Set task:
Transcribe all of the material exactly, except for its pictures.

==== Record list

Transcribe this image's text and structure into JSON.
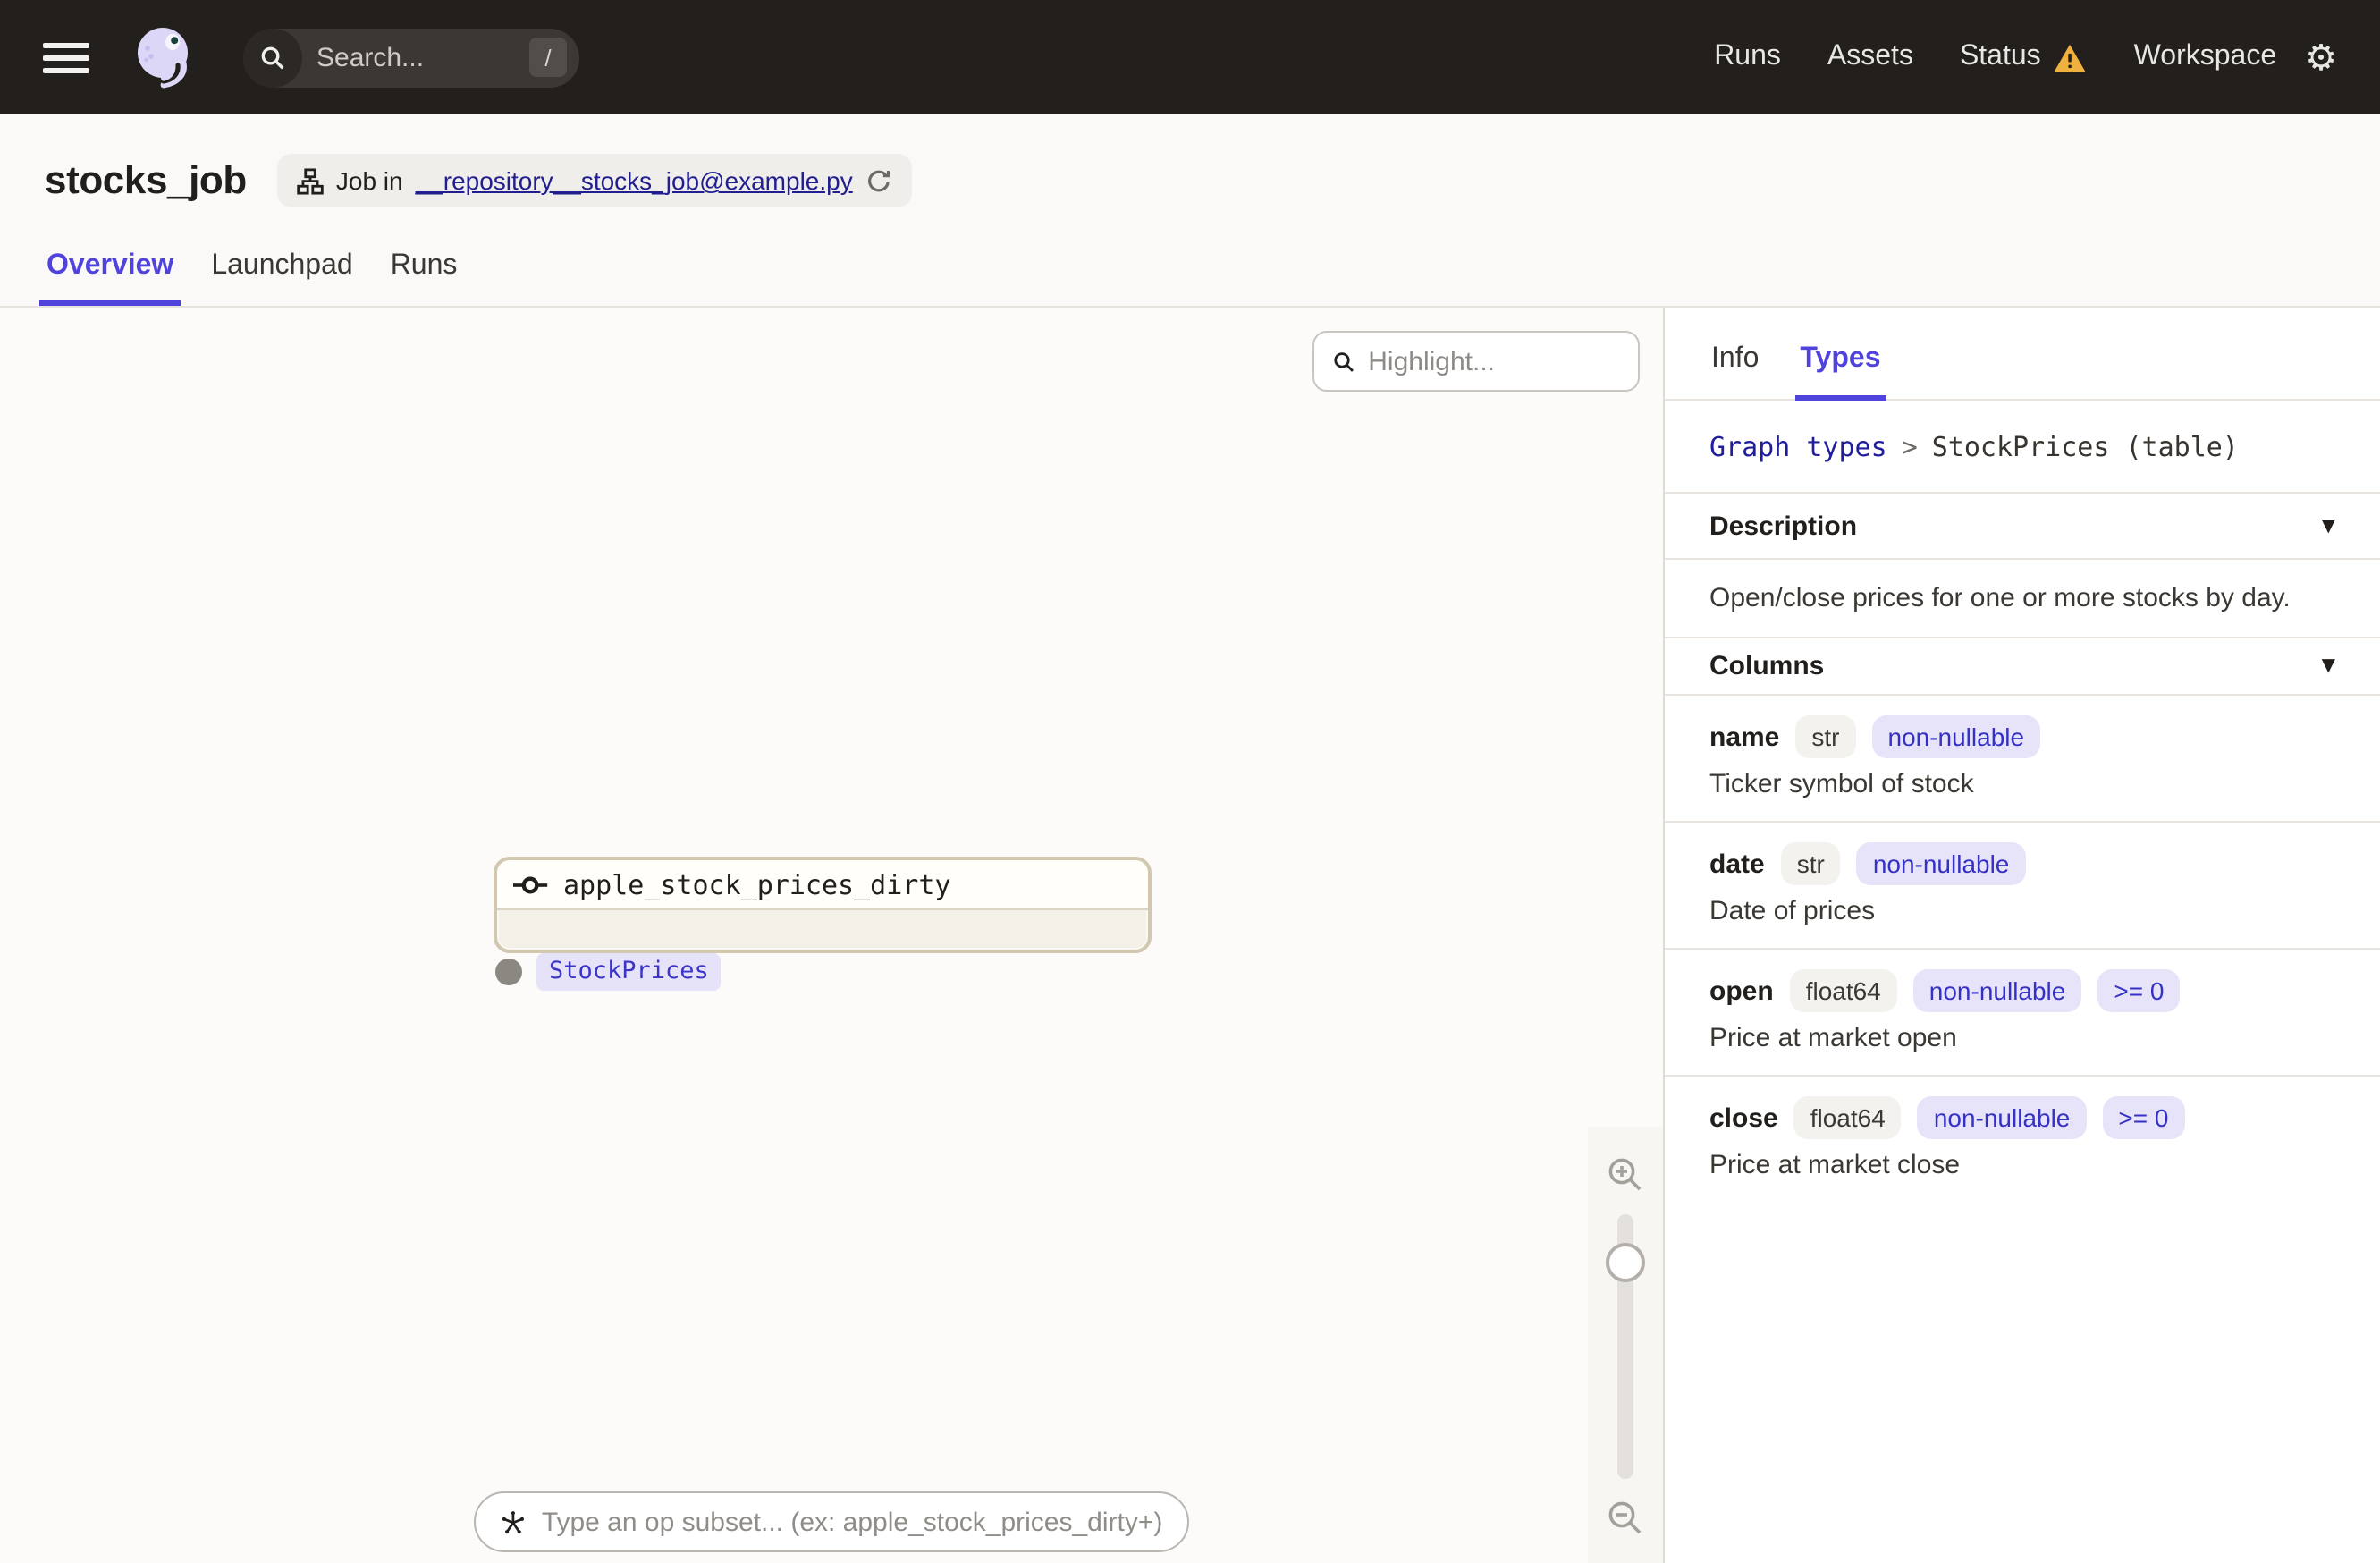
{
  "nav": {
    "search_placeholder": "Search...",
    "search_shortcut": "/",
    "items": [
      {
        "label": "Runs"
      },
      {
        "label": "Assets"
      },
      {
        "label": "Status",
        "warning": true
      },
      {
        "label": "Workspace"
      }
    ],
    "gear_icon": "gear-icon"
  },
  "header": {
    "title": "stocks_job",
    "job_badge": {
      "prefix": "Job in",
      "link": "__repository__stocks_job@example.py"
    },
    "tabs": [
      {
        "label": "Overview",
        "active": true
      },
      {
        "label": "Launchpad",
        "active": false
      },
      {
        "label": "Runs",
        "active": false
      }
    ]
  },
  "canvas": {
    "highlight_placeholder": "Highlight...",
    "node": {
      "label": "apple_stock_prices_dirty",
      "output_type": "StockPrices"
    },
    "subset_placeholder": "Type an op subset... (ex: apple_stock_prices_dirty+)"
  },
  "sidebar": {
    "tabs": [
      {
        "label": "Info",
        "active": false
      },
      {
        "label": "Types",
        "active": true
      }
    ],
    "breadcrumb": {
      "link": "Graph types",
      "separator": ">",
      "current": "StockPrices (table)"
    },
    "description": {
      "title": "Description",
      "body": "Open/close prices for one or more stocks by day."
    },
    "columns_title": "Columns",
    "columns": [
      {
        "name": "name",
        "type": "str",
        "tags": [
          "non-nullable"
        ],
        "description": "Ticker symbol of stock"
      },
      {
        "name": "date",
        "type": "str",
        "tags": [
          "non-nullable"
        ],
        "description": "Date of prices"
      },
      {
        "name": "open",
        "type": "float64",
        "tags": [
          "non-nullable",
          ">= 0"
        ],
        "description": "Price at market open"
      },
      {
        "name": "close",
        "type": "float64",
        "tags": [
          "non-nullable",
          ">= 0"
        ],
        "description": "Price at market close"
      }
    ]
  },
  "colors": {
    "accent": "#4f43dc",
    "link_navy": "#211e8f",
    "warning_amber": "#f0b23e",
    "tag_bg": "#e7e4fa",
    "tag_text": "#3531c5",
    "node_border": "#d2c8b0",
    "node_body_bg": "#f3f0e8",
    "navbar_bg": "#231f1d"
  },
  "caret_glyph": "▼"
}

========

Output for this exercise:
Transcribe this image's text and structure into JSON.
{
  "nav": {
    "search_placeholder": "Search...",
    "search_shortcut": "/",
    "items": [
      {
        "label": "Runs"
      },
      {
        "label": "Assets"
      },
      {
        "label": "Status",
        "warning": true
      },
      {
        "label": "Workspace"
      }
    ],
    "gear_icon": "gear-icon"
  },
  "header": {
    "title": "stocks_job",
    "job_badge": {
      "prefix": "Job in",
      "link": "__repository__stocks_job@example.py"
    },
    "tabs": [
      {
        "label": "Overview",
        "active": true
      },
      {
        "label": "Launchpad",
        "active": false
      },
      {
        "label": "Runs",
        "active": false
      }
    ]
  },
  "canvas": {
    "highlight_placeholder": "Highlight...",
    "node": {
      "label": "apple_stock_prices_dirty",
      "output_type": "StockPrices"
    },
    "subset_placeholder": "Type an op subset... (ex: apple_stock_prices_dirty+)"
  },
  "sidebar": {
    "tabs": [
      {
        "label": "Info",
        "active": false
      },
      {
        "label": "Types",
        "active": true
      }
    ],
    "breadcrumb": {
      "link": "Graph types",
      "separator": ">",
      "current": "StockPrices (table)"
    },
    "description": {
      "title": "Description",
      "body": "Open/close prices for one or more stocks by day."
    },
    "columns_title": "Columns",
    "columns": [
      {
        "name": "name",
        "type": "str",
        "tags": [
          "non-nullable"
        ],
        "description": "Ticker symbol of stock"
      },
      {
        "name": "date",
        "type": "str",
        "tags": [
          "non-nullable"
        ],
        "description": "Date of prices"
      },
      {
        "name": "open",
        "type": "float64",
        "tags": [
          "non-nullable",
          ">= 0"
        ],
        "description": "Price at market open"
      },
      {
        "name": "close",
        "type": "float64",
        "tags": [
          "non-nullable",
          ">= 0"
        ],
        "description": "Price at market close"
      }
    ]
  },
  "colors": {
    "accent": "#4f43dc",
    "link_navy": "#211e8f",
    "warning_amber": "#f0b23e",
    "tag_bg": "#e7e4fa",
    "tag_text": "#3531c5",
    "node_border": "#d2c8b0",
    "node_body_bg": "#f3f0e8",
    "navbar_bg": "#231f1d"
  },
  "caret_glyph": "▼"
}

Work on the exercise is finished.